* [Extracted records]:
☆ ☆ ☆ ☆ ☆
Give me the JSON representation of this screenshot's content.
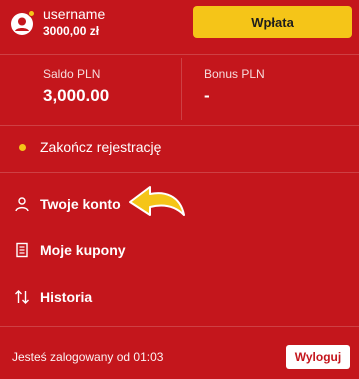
{
  "header": {
    "username": "username",
    "balance": "3000,00 zł",
    "deposit_label": "Wpłata"
  },
  "stats": {
    "saldo_label": "Saldo PLN",
    "saldo_value": "3,000.00",
    "bonus_label": "Bonus PLN",
    "bonus_value": "-"
  },
  "menu": {
    "items": [
      {
        "label": "Zakończ rejestrację",
        "icon": "status-dot-icon"
      },
      {
        "label": "Twoje konto",
        "icon": "user-icon"
      },
      {
        "label": "Moje kupony",
        "icon": "receipt-icon"
      },
      {
        "label": "Historia",
        "icon": "sort-arrows-icon"
      }
    ]
  },
  "footer": {
    "session_text": "Jesteś zalogowany od 01:03",
    "logout_label": "Wyloguj"
  },
  "colors": {
    "background": "#c4161c",
    "accent": "#f5c518",
    "text": "#ffffff"
  }
}
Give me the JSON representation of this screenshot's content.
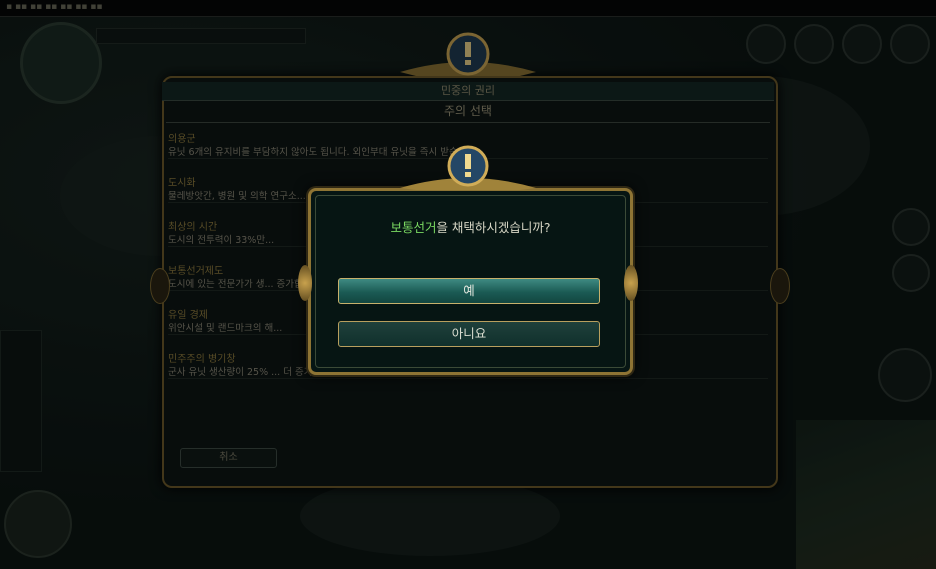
{
  "main_dialog": {
    "title": "민중의 권리",
    "subtitle": "주의 선택",
    "policies": [
      {
        "name": "의용군",
        "desc": "유닛 6개의 유지비를 부담하지 않아도 됩니다. 외인부대 유닛을 즉시 받습니다."
      },
      {
        "name": "도시화",
        "desc": "물레방앗간, 병원 및 의학 연구소..."
      },
      {
        "name": "최상의 시간",
        "desc": "도시의 전투력이 33%만..."
      },
      {
        "name": "보통선거제도",
        "desc": "도시에 있는 전문가가 생... 증가합니다."
      },
      {
        "name": "유일 경제",
        "desc": "위안시설 및 랜드마크의 해..."
      },
      {
        "name": "민주주의 병기창",
        "desc": "군사 유닛 생산량이 25% ... 더 증가합니다."
      }
    ],
    "cancel_label": "취소"
  },
  "confirm_popup": {
    "question_highlight": "보통선거",
    "question_rest": "을 채택하시겠습니까?",
    "yes_label": "예",
    "no_label": "아니요"
  },
  "icons": [
    "alert-icon",
    "popup-alert-icon"
  ],
  "colors": {
    "accent_gold": "#8e7434",
    "highlight_green": "#7ad861",
    "teal_button": "#1b5b54"
  }
}
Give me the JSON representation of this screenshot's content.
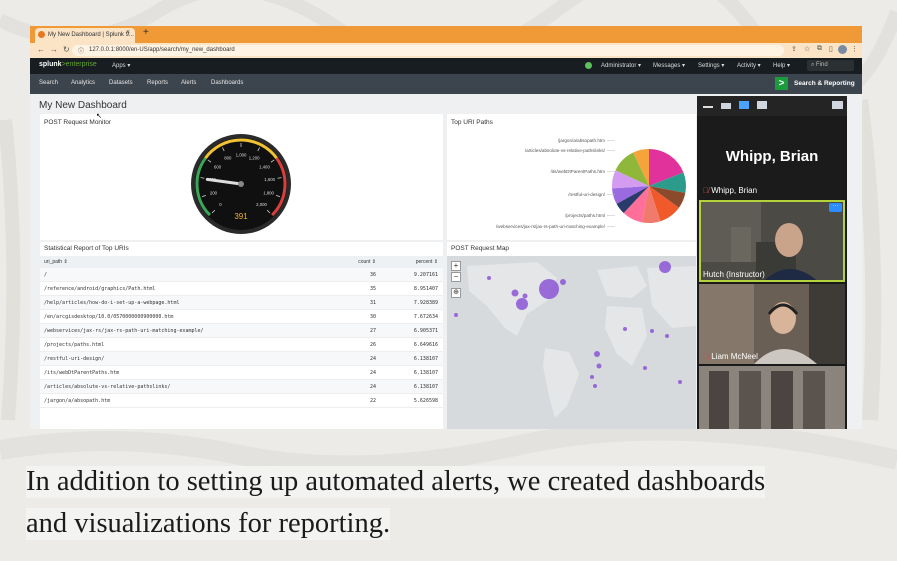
{
  "browser": {
    "tab_title": "My New Dashboard | Splunk 9...",
    "tab_close": "×",
    "new_tab": "+",
    "url": "127.0.0.1:8000/en-US/app/search/my_new_dashboard",
    "icons": [
      "back-icon",
      "forward-icon",
      "reload-icon",
      "share-icon",
      "star-icon",
      "extensions-icon",
      "sidebar-icon",
      "profile-icon",
      "menu-icon"
    ]
  },
  "splunk": {
    "logo_main": "splunk",
    "logo_suffix": ">enterprise",
    "apps_menu": "Apps ▾",
    "menus": {
      "admin": "Administrator ▾",
      "messages": "Messages ▾",
      "settings": "Settings ▾",
      "activity": "Activity ▾",
      "help": "Help ▾"
    },
    "find_placeholder": "Find",
    "nav": [
      "Search",
      "Analytics",
      "Datasets",
      "Reports",
      "Alerts",
      "Dashboards"
    ],
    "app_label": "Search & Reporting",
    "accent": "#65a637"
  },
  "dashboard": {
    "title": "My New Dashboard",
    "gauge": {
      "title": "POST Request Monitor",
      "value": 391,
      "value_label": "391",
      "max": 2000,
      "ticks": [
        "0",
        "200",
        "400",
        "600",
        "800",
        "1,000",
        "1,200",
        "1,400",
        "1,600",
        "1,800",
        "2,000"
      ],
      "bands": [
        "#3aa757",
        "#f1c232",
        "#d93f3c"
      ]
    },
    "pie": {
      "title": "Top URI Paths",
      "labels": [
        "/jargon/a/absopath.htm",
        "/articles/absolute-vs-relative-pathslinks/",
        "/its/webDtParentPaths.htm",
        "/restful-uri-design/",
        "/projects/paths.html",
        "/webservices/jax-rs/jax-rs-path-uri-matching-example/"
      ]
    },
    "table": {
      "title": "Statistical Report of Top URIs",
      "columns": [
        "uri_path ⇕",
        "count ⇕",
        "percent ⇕"
      ],
      "rows": [
        [
          "/",
          "36",
          "9.207161"
        ],
        [
          "/reference/android/graphics/Path.html",
          "35",
          "8.951407"
        ],
        [
          "/help/articles/how-do-i-set-up-a-webpage.html",
          "31",
          "7.928389"
        ],
        [
          "/en/arcgisdesktop/10.0/0570000000900000.htm",
          "30",
          "7.672634"
        ],
        [
          "/webservices/jax-rs/jax-rs-path-uri-matching-example/",
          "27",
          "6.905371"
        ],
        [
          "/projects/paths.html",
          "26",
          "6.649616"
        ],
        [
          "/restful-uri-design/",
          "24",
          "6.138107"
        ],
        [
          "/its/webDtParentPaths.htm",
          "24",
          "6.138107"
        ],
        [
          "/articles/absolute-vs-relative-pathslinks/",
          "24",
          "6.138107"
        ],
        [
          "/jargon/a/absopath.htm",
          "22",
          "5.626598"
        ]
      ]
    },
    "map": {
      "title": "POST Request Map",
      "zoom_in": "+",
      "zoom_out": "−"
    }
  },
  "zoom": {
    "host_big": "Whipp, Brian",
    "host_name": "Whipp, Brian",
    "p1": "Hutch (Instructor)",
    "p2": "Liam McNeel",
    "more": "···"
  },
  "caption": {
    "line1": "In addition to setting up automated alerts, we created dashboards",
    "line2": "and visualizations for reporting."
  }
}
☆ ☆ ☆ ☆ ☆
* [The task]: Write the listing above out again exactly, dropping each image.

* [Worked solution]:
Give me the JSON representation of this screenshot's content.
{
  "header": {
    "username": "username",
    "balance": "3000,00 zł",
    "deposit_label": "Wpłata"
  },
  "stats": {
    "saldo_label": "Saldo PLN",
    "saldo_value": "3,000.00",
    "bonus_label": "Bonus PLN",
    "bonus_value": "-"
  },
  "menu": {
    "items": [
      {
        "label": "Zakończ rejestrację",
        "icon": "status-dot-icon"
      },
      {
        "label": "Twoje konto",
        "icon": "user-icon"
      },
      {
        "label": "Moje kupony",
        "icon": "receipt-icon"
      },
      {
        "label": "Historia",
        "icon": "sort-arrows-icon"
      }
    ]
  },
  "footer": {
    "session_text": "Jesteś zalogowany od 01:03",
    "logout_label": "Wyloguj"
  },
  "colors": {
    "background": "#c4161c",
    "accent": "#f5c518",
    "text": "#ffffff"
  }
}
Give me the JSON representation of this screenshot's content.
{
  "main_dialog": {
    "title": "민중의 권리",
    "subtitle": "주의 선택",
    "policies": [
      {
        "name": "의용군",
        "desc": "유닛 6개의 유지비를 부담하지 않아도 됩니다. 외인부대 유닛을 즉시 받습니다."
      },
      {
        "name": "도시화",
        "desc": "물레방앗간, 병원 및 의학 연구소..."
      },
      {
        "name": "최상의 시간",
        "desc": "도시의 전투력이 33%만..."
      },
      {
        "name": "보통선거제도",
        "desc": "도시에 있는 전문가가 생... 증가합니다."
      },
      {
        "name": "유일 경제",
        "desc": "위안시설 및 랜드마크의 해..."
      },
      {
        "name": "민주주의 병기창",
        "desc": "군사 유닛 생산량이 25% ... 더 증가합니다."
      }
    ],
    "cancel_label": "취소"
  },
  "confirm_popup": {
    "question_highlight": "보통선거",
    "question_rest": "을 채택하시겠습니까?",
    "yes_label": "예",
    "no_label": "아니요"
  },
  "icons": [
    "alert-icon",
    "popup-alert-icon"
  ],
  "colors": {
    "accent_gold": "#8e7434",
    "highlight_green": "#7ad861",
    "teal_button": "#1b5b54"
  }
}
Give me the JSON representation of this screenshot's content.
{
  "browser": {
    "tab_title": "My New Dashboard | Splunk 9...",
    "tab_close": "×",
    "new_tab": "+",
    "url": "127.0.0.1:8000/en-US/app/search/my_new_dashboard",
    "icons": [
      "back-icon",
      "forward-icon",
      "reload-icon",
      "share-icon",
      "star-icon",
      "extensions-icon",
      "sidebar-icon",
      "profile-icon",
      "menu-icon"
    ]
  },
  "splunk": {
    "logo_main": "splunk",
    "logo_suffix": ">enterprise",
    "apps_menu": "Apps ▾",
    "menus": {
      "admin": "Administrator ▾",
      "messages": "Messages ▾",
      "settings": "Settings ▾",
      "activity": "Activity ▾",
      "help": "Help ▾"
    },
    "find_placeholder": "Find",
    "nav": [
      "Search",
      "Analytics",
      "Datasets",
      "Reports",
      "Alerts",
      "Dashboards"
    ],
    "app_label": "Search & Reporting",
    "accent": "#65a637"
  },
  "dashboard": {
    "title": "My New Dashboard",
    "gauge": {
      "title": "POST Request Monitor",
      "value": 391,
      "value_label": "391",
      "max": 2000,
      "ticks": [
        "0",
        "200",
        "400",
        "600",
        "800",
        "1,000",
        "1,200",
        "1,400",
        "1,600",
        "1,800",
        "2,000"
      ],
      "bands": [
        "#3aa757",
        "#f1c232",
        "#d93f3c"
      ]
    },
    "pie": {
      "title": "Top URI Paths",
      "labels": [
        "/jargon/a/absopath.htm",
        "/articles/absolute-vs-relative-pathslinks/",
        "/its/webDtParentPaths.htm",
        "/restful-uri-design/",
        "/projects/paths.html",
        "/webservices/jax-rs/jax-rs-path-uri-matching-example/"
      ]
    },
    "table": {
      "title": "Statistical Report of Top URIs",
      "columns": [
        "uri_path ⇕",
        "count ⇕",
        "percent ⇕"
      ],
      "rows": [
        [
          "/",
          "36",
          "9.207161"
        ],
        [
          "/reference/android/graphics/Path.html",
          "35",
          "8.951407"
        ],
        [
          "/help/articles/how-do-i-set-up-a-webpage.html",
          "31",
          "7.928389"
        ],
        [
          "/en/arcgisdesktop/10.0/0570000000900000.htm",
          "30",
          "7.672634"
        ],
        [
          "/webservices/jax-rs/jax-rs-path-uri-matching-example/",
          "27",
          "6.905371"
        ],
        [
          "/projects/paths.html",
          "26",
          "6.649616"
        ],
        [
          "/restful-uri-design/",
          "24",
          "6.138107"
        ],
        [
          "/its/webDtParentPaths.htm",
          "24",
          "6.138107"
        ],
        [
          "/articles/absolute-vs-relative-pathslinks/",
          "24",
          "6.138107"
        ],
        [
          "/jargon/a/absopath.htm",
          "22",
          "5.626598"
        ]
      ]
    },
    "map": {
      "title": "POST Request Map",
      "zoom_in": "+",
      "zoom_out": "−"
    }
  },
  "zoom": {
    "host_big": "Whipp, Brian",
    "host_name": "Whipp, Brian",
    "p1": "Hutch (Instructor)",
    "p2": "Liam McNeel",
    "more": "···"
  },
  "caption": {
    "line1": "In addition to setting up automated alerts, we created dashboards",
    "line2": "and visualizations for reporting."
  }
}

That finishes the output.